== REQUIRED WORK ==
Go through the listing and copy each line with the string "title".
* start *
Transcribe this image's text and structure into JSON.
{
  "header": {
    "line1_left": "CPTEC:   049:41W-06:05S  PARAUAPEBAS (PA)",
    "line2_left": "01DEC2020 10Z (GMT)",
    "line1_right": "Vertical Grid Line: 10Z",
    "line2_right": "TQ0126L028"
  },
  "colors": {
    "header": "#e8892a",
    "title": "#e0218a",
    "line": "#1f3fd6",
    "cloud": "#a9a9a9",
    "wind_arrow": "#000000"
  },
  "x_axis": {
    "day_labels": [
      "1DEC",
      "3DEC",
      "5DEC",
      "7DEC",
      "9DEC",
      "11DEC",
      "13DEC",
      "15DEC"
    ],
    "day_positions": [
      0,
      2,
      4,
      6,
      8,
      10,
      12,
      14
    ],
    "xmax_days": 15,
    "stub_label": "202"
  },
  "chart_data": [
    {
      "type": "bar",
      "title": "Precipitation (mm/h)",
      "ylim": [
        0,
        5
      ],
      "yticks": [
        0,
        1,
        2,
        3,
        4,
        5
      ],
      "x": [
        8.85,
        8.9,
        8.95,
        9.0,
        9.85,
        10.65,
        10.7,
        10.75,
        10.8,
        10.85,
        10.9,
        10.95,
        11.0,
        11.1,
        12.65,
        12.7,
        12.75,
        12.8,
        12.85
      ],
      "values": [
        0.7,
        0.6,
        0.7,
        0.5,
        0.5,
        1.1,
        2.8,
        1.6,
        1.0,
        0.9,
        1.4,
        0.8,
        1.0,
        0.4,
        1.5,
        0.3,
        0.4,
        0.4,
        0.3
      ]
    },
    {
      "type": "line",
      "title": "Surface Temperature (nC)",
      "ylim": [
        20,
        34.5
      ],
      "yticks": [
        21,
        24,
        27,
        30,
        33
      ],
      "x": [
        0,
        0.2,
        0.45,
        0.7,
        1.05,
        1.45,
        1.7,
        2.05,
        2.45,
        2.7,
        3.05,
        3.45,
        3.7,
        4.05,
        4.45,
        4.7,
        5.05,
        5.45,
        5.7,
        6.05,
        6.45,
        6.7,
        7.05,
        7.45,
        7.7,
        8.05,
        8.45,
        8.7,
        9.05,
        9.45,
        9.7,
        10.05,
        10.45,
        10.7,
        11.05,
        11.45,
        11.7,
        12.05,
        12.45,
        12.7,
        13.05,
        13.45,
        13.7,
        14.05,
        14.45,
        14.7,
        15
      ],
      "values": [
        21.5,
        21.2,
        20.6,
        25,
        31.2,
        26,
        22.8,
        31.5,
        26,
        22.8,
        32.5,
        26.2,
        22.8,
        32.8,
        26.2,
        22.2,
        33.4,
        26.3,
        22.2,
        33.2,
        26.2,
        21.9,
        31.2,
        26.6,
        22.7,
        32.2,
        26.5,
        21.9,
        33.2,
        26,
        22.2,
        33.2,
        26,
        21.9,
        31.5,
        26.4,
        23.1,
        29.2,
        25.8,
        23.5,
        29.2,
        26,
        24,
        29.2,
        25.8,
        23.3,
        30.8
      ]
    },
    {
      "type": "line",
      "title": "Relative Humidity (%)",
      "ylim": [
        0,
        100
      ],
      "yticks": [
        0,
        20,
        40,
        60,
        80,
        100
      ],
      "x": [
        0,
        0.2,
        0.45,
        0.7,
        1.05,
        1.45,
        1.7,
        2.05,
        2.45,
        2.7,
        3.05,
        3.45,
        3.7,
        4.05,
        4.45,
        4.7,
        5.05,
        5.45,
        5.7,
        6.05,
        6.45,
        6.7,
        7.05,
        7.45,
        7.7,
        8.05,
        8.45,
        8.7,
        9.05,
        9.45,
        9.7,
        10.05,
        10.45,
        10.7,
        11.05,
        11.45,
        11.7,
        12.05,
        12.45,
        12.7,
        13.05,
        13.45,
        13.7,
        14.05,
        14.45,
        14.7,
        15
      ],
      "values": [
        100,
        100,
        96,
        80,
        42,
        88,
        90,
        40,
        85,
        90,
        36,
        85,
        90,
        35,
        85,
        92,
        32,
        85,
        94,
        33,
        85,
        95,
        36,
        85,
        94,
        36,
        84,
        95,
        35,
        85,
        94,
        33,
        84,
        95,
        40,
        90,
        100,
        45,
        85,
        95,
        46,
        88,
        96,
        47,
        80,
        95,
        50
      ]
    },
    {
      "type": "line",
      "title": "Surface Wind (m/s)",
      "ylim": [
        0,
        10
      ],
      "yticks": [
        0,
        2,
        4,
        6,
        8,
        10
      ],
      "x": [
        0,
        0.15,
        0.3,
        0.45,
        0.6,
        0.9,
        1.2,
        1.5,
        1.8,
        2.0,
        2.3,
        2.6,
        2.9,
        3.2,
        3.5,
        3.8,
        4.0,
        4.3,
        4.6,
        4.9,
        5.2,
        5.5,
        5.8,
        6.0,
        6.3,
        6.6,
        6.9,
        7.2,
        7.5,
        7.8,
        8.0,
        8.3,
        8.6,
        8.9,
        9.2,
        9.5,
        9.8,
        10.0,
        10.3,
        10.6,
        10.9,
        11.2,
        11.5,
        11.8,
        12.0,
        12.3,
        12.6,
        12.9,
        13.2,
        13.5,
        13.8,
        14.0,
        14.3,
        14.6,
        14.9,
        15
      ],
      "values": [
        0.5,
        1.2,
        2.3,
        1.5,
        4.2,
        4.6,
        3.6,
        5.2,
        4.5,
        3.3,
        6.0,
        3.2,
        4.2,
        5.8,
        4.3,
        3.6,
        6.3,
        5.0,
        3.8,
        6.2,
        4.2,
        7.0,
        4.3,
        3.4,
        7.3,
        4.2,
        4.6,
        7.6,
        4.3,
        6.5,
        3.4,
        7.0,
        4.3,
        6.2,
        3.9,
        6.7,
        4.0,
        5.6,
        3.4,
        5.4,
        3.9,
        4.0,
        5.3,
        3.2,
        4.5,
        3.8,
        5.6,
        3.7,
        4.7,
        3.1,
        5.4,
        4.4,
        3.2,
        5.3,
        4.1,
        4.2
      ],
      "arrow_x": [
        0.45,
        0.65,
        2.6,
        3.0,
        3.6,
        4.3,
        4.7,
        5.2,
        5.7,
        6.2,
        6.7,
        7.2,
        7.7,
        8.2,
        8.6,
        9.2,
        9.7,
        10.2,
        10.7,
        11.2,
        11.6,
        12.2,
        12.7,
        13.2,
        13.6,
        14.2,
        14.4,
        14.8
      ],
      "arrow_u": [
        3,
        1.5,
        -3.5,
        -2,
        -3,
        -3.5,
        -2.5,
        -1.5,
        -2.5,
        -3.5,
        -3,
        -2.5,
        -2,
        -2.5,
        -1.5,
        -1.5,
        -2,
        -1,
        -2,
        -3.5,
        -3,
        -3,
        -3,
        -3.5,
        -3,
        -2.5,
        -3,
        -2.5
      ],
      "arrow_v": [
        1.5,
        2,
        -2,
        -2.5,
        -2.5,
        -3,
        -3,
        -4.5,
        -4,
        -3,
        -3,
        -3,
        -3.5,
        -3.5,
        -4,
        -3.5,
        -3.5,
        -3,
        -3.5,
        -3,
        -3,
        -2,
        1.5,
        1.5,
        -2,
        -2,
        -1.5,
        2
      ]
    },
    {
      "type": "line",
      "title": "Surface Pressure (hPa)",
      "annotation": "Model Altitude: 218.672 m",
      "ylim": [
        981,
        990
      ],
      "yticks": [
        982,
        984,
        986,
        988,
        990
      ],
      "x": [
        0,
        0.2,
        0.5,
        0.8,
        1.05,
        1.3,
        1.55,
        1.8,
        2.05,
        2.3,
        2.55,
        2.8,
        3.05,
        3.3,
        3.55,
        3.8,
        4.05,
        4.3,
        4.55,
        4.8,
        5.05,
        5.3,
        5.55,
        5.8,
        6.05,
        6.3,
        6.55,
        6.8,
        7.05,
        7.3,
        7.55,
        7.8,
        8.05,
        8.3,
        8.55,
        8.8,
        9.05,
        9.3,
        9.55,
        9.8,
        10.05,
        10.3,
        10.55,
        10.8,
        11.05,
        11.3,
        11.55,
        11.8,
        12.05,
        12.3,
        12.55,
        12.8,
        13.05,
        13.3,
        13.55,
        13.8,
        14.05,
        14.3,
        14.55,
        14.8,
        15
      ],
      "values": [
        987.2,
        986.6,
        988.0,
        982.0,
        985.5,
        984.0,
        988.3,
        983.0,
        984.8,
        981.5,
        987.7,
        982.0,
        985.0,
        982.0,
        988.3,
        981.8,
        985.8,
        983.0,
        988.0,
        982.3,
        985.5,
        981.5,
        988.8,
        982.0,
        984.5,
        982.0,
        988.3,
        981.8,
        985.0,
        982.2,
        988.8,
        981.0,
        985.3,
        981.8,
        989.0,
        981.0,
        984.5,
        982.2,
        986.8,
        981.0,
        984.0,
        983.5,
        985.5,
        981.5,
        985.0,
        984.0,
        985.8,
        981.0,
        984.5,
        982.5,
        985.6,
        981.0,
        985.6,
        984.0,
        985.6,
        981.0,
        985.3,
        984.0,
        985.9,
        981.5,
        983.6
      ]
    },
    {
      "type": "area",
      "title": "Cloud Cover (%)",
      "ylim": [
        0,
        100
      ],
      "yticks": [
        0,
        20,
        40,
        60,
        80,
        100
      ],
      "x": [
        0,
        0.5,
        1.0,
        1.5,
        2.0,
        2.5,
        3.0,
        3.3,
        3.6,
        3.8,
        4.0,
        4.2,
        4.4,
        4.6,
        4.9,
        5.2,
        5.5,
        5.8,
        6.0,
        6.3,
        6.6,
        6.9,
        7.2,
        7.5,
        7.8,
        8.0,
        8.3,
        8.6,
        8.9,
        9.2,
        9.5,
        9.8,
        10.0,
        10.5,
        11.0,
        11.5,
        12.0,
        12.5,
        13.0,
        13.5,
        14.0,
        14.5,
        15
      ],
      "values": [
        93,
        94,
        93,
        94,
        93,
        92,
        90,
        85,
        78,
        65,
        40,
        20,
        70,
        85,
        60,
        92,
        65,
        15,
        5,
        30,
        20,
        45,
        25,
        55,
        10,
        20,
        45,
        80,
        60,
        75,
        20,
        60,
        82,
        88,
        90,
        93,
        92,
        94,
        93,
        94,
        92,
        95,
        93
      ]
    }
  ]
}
* end *
== SOLUTION BELOW ==
    "title": "#e0218a",
      "title": "Precipitation (mm/h)",
      "title": "Surface Temperature (nC)",
      "title": "Relative Humidity (%)",
      "title": "Surface Wind (m/s)",
      "title": "Surface Pressure (hPa)",
      "title": "Cloud Cover (%)",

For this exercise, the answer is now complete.